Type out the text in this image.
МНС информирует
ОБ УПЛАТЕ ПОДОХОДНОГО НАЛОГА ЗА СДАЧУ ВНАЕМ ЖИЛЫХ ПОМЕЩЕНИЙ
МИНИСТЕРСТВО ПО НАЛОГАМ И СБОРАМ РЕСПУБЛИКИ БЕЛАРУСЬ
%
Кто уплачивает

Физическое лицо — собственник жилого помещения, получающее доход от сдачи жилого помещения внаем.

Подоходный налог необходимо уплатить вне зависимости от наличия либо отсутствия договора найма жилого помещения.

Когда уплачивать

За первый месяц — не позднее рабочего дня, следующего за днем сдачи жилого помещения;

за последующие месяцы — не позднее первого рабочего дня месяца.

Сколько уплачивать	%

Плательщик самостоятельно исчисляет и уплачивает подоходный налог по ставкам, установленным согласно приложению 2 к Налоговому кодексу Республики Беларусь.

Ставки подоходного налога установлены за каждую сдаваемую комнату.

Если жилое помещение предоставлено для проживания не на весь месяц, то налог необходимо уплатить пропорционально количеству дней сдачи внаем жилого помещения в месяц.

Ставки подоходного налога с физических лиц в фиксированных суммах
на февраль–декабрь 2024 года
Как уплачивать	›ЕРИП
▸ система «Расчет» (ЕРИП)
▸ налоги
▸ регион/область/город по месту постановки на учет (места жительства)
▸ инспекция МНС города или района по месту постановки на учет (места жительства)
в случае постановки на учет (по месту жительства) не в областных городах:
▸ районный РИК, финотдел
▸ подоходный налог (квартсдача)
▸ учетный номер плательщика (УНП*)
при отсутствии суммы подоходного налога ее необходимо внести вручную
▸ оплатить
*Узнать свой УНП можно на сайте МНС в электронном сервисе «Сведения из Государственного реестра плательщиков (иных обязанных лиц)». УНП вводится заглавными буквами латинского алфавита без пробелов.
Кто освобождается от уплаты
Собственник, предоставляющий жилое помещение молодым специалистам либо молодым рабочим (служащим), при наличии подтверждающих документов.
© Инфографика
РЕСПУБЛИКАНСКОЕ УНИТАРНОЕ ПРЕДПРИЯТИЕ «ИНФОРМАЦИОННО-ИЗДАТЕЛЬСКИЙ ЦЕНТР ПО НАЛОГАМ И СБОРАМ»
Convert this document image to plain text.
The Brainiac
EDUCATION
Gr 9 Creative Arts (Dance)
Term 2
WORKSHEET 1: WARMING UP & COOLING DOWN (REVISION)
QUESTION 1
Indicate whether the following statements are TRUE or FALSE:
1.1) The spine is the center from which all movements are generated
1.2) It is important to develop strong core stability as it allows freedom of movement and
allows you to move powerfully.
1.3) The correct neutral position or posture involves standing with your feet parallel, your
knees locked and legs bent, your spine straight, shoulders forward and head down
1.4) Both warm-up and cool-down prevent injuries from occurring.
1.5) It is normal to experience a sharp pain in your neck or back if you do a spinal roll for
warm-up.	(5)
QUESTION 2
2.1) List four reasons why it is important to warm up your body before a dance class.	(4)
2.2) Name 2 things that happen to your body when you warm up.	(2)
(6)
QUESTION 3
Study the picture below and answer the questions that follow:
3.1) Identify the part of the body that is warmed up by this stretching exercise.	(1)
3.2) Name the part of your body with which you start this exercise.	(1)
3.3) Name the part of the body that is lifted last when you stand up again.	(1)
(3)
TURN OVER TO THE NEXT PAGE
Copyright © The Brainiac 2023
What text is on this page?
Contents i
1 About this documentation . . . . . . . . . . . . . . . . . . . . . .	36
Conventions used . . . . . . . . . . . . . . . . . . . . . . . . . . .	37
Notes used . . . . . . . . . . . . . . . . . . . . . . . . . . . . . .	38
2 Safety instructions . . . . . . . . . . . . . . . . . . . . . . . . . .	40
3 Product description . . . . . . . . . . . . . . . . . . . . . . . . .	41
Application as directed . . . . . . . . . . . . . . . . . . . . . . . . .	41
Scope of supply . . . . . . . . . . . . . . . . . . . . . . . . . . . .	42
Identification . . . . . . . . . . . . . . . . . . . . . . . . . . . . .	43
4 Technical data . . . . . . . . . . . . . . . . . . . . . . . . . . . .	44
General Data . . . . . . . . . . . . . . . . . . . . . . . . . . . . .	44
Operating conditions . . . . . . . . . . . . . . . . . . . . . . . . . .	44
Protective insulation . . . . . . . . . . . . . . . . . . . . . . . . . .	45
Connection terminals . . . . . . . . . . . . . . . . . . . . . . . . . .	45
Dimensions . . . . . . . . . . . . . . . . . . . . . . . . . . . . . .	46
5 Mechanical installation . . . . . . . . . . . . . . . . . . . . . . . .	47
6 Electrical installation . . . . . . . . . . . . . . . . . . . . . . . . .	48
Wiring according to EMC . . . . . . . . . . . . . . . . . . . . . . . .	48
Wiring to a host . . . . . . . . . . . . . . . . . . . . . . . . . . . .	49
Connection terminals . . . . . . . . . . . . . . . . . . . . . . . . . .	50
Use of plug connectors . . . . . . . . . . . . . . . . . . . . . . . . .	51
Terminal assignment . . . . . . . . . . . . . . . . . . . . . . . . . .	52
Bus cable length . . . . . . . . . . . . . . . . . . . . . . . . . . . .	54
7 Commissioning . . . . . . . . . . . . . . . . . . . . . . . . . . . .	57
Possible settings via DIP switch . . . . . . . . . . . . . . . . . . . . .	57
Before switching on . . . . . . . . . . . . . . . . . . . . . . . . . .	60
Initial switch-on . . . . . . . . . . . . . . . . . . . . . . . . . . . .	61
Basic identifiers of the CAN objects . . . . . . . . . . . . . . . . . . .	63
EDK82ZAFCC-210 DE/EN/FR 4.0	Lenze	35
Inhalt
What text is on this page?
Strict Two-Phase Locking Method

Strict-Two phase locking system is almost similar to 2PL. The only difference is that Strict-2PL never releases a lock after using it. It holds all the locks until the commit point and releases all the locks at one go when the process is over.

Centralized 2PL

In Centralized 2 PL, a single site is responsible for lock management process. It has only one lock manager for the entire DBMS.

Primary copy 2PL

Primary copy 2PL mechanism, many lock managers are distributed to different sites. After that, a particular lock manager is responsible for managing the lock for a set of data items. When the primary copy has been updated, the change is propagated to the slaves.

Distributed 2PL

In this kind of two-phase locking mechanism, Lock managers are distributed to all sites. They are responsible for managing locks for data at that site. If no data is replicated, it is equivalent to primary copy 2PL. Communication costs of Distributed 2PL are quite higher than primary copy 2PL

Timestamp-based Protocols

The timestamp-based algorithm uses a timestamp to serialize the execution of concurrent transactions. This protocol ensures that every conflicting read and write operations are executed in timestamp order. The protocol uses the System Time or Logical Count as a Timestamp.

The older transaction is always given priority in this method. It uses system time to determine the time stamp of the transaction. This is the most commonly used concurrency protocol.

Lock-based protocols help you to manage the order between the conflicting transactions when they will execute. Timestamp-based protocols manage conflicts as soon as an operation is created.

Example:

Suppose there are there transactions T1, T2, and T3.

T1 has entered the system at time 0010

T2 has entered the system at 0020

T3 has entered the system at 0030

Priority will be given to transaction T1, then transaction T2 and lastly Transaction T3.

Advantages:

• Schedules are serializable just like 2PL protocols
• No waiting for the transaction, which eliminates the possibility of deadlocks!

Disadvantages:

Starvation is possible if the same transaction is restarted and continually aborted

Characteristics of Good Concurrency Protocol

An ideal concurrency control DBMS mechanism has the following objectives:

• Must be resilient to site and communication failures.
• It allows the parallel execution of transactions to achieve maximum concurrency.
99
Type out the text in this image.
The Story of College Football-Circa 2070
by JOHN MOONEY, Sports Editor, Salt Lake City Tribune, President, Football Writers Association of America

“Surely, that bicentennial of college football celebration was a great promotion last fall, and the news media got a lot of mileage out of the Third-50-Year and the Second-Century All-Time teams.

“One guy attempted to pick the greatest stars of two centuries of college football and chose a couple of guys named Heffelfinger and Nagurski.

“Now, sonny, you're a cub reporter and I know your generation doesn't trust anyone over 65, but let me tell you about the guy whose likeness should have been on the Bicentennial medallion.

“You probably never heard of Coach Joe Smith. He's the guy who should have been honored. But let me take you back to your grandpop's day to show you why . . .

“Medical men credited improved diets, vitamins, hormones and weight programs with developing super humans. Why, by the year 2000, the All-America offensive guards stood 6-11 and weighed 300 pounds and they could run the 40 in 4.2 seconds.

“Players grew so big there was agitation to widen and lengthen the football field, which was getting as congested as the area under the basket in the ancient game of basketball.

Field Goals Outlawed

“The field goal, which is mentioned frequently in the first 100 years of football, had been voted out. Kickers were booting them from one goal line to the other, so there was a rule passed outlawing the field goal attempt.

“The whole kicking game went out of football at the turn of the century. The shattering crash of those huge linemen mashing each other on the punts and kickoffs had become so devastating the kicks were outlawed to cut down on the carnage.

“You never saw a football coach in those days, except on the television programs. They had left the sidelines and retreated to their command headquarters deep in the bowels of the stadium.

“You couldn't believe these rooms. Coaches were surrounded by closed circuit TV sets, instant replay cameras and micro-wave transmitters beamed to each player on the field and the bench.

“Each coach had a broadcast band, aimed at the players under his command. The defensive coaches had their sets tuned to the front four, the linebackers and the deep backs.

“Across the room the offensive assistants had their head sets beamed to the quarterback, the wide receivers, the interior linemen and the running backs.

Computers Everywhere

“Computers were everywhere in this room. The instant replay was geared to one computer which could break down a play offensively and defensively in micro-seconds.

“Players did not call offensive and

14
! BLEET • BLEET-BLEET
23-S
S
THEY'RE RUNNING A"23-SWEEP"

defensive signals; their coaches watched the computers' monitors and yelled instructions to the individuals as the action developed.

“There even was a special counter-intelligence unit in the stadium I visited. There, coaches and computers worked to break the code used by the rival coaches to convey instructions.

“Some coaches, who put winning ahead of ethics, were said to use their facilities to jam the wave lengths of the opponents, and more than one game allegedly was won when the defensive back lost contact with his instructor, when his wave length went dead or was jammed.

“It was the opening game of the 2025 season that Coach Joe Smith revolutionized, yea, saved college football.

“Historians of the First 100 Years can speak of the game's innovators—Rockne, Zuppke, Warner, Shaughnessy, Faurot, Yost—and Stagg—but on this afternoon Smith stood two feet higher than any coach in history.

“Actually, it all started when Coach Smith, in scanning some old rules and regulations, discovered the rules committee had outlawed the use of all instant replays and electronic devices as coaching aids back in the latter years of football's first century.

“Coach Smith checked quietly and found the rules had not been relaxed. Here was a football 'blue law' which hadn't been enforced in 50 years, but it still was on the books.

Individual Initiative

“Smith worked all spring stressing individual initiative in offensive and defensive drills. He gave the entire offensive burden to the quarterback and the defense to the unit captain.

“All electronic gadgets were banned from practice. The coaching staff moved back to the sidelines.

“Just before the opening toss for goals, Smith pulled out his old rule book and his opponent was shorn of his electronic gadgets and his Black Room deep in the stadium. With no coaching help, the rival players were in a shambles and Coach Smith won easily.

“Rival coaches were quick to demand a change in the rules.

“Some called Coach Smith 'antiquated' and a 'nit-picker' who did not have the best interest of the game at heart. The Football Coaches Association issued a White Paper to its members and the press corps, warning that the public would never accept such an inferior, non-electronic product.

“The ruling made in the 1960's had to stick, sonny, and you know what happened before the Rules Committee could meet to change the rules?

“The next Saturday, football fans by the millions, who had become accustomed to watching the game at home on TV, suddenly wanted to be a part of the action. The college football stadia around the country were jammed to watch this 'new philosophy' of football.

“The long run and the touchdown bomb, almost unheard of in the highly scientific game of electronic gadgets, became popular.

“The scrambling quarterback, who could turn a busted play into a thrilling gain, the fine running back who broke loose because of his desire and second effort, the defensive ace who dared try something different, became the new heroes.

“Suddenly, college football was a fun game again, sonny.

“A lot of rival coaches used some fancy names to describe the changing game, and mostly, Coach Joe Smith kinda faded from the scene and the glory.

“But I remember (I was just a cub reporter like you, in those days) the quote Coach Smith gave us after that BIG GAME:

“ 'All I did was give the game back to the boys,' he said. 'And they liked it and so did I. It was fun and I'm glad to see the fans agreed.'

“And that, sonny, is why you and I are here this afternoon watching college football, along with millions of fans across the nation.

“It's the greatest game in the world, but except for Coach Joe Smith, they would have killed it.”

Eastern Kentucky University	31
════════════════
SET EXERCISE — Scan the material above. Copy each line that holds the word "жилого".

RESULT OF THE TASK —
Физическое лицо — собственник жилого помещения, получающее доход от сдачи жилого помещения внаем.
Подоходный налог необходимо уплатить вне зависимости от наличия либо отсутствия договора найма жилого помещения.
За первый месяц — не позднее рабочего дня, следующего за днем сдачи жилого помещения;
Если жилое помещение предоставлено для проживания не на весь месяц, то налог необходимо уплатить пропорционально количеству дней сдачи внаем жилого помещения в месяц.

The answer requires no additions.